**PASSAGE FOR REVIEW**
....................
Having entered into a strategic alliance with a global customised business and data communications and management supplier, PrimeTel's MD Michael Alter comments that, despite having focused purely on voice services in the past, PrimeTel felt the need to expand its service offering and enter into the Internet Service Provider (ISP) arena, due largely to the lack of service and unfulfilled promises many of his new clients were experiencing with their current ISPs.
"PrimeTel's Voice Over Internet Protocol (VOIP) phone service makes use of the internet of our clients, and by making use of WDSL (Wireless Digital Subscriber Line) customers are not subject to the many issues ADSL customers are faced with, namely exceedingly long waiting times to obtain service, a generally poorer quality and interruption through theft of copper cables due to ADSL being transferred over traditional copper telephone lines. Some of PrimeTel's new WDSL clients have been waiting as long as seven months and more to receive their ADSL connection while others suffer constant cuts in their service due to cable theft.
As with its very low priced telephone services, PrimeTel's WDSL costs are also substantially cheaper. PrimeTel's WDSL, which costs only about R70.00 per month more than a normal ADSL service, will provide consumers with substantially greater bandwidth/data speeds than they will get from their normal ADSL connection and it will comfortably support about 30 PrimeTel phone lines as well as giving a very superior speed and quality of internet connection.
....................
**DATA EXTRACT**
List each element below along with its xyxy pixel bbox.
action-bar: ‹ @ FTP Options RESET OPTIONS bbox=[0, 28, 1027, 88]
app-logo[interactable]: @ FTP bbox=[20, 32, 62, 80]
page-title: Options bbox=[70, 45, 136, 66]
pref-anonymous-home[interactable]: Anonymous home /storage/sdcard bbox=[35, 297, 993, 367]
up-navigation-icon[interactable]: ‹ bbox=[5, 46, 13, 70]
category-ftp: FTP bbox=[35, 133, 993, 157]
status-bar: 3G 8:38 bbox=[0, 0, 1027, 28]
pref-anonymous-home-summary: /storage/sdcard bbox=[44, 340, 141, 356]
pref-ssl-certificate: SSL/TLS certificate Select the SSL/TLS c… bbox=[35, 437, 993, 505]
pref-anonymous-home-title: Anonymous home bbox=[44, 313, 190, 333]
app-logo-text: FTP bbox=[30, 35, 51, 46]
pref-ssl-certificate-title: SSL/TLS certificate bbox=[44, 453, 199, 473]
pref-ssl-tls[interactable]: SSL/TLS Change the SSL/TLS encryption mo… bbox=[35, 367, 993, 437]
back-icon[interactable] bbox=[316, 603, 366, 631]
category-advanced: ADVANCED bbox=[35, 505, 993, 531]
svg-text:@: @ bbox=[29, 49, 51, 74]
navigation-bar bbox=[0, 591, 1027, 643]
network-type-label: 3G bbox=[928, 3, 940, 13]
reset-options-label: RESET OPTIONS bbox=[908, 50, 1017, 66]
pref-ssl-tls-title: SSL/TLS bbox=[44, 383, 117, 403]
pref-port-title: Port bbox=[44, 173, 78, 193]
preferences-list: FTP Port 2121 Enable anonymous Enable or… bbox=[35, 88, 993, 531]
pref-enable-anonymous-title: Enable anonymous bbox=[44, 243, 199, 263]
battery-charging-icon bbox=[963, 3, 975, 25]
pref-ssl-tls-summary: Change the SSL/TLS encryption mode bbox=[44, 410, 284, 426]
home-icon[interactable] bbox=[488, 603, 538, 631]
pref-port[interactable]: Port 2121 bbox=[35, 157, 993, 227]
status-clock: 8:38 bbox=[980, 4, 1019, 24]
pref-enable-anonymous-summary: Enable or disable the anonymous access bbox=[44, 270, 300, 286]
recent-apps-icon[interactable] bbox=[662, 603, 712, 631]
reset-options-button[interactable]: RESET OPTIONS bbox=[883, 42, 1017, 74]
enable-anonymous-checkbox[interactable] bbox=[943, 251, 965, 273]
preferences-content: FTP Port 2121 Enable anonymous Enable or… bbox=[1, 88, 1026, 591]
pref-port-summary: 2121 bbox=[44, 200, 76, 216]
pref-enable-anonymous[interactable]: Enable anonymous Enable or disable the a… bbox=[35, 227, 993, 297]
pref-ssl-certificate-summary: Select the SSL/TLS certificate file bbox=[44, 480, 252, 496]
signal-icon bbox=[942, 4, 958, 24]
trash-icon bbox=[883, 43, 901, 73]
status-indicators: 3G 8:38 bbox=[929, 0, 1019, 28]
....................
**AIM OF THE TASK**
Extend the passage about PrimeTel's WDSL internet service by writing what comes next after its final sentence.

**RESULT**
When necessary, for either more PrimeTel phone lines or simply to provide even faster data speeds, PrimeTel can use the same technology to provide greater bandwidth.
"While a normal ADSL line should be able to accommodate approximately 10-12 phone lines, unfortunately ISPs in South Africa are supplying considerably less bandwidth/data speed than the internet users believe they have contracted for," says Alter.
PrimeTel also has available other wireless data transmission services that support more bandwidth and can also provide symmetric speeds (the same speed for downstream and upstream) and point-to-point connectivity.
"We already have good coverage in the Tshwane Metropolitan area and some of Johannesburg, and are working on expanding our national coverage as quickly as possible in order to accommodate the significant response we have received thus far. Once we have coverage in place we will normally supply our WDSL service to our customers within a period of two weeks, if not sooner."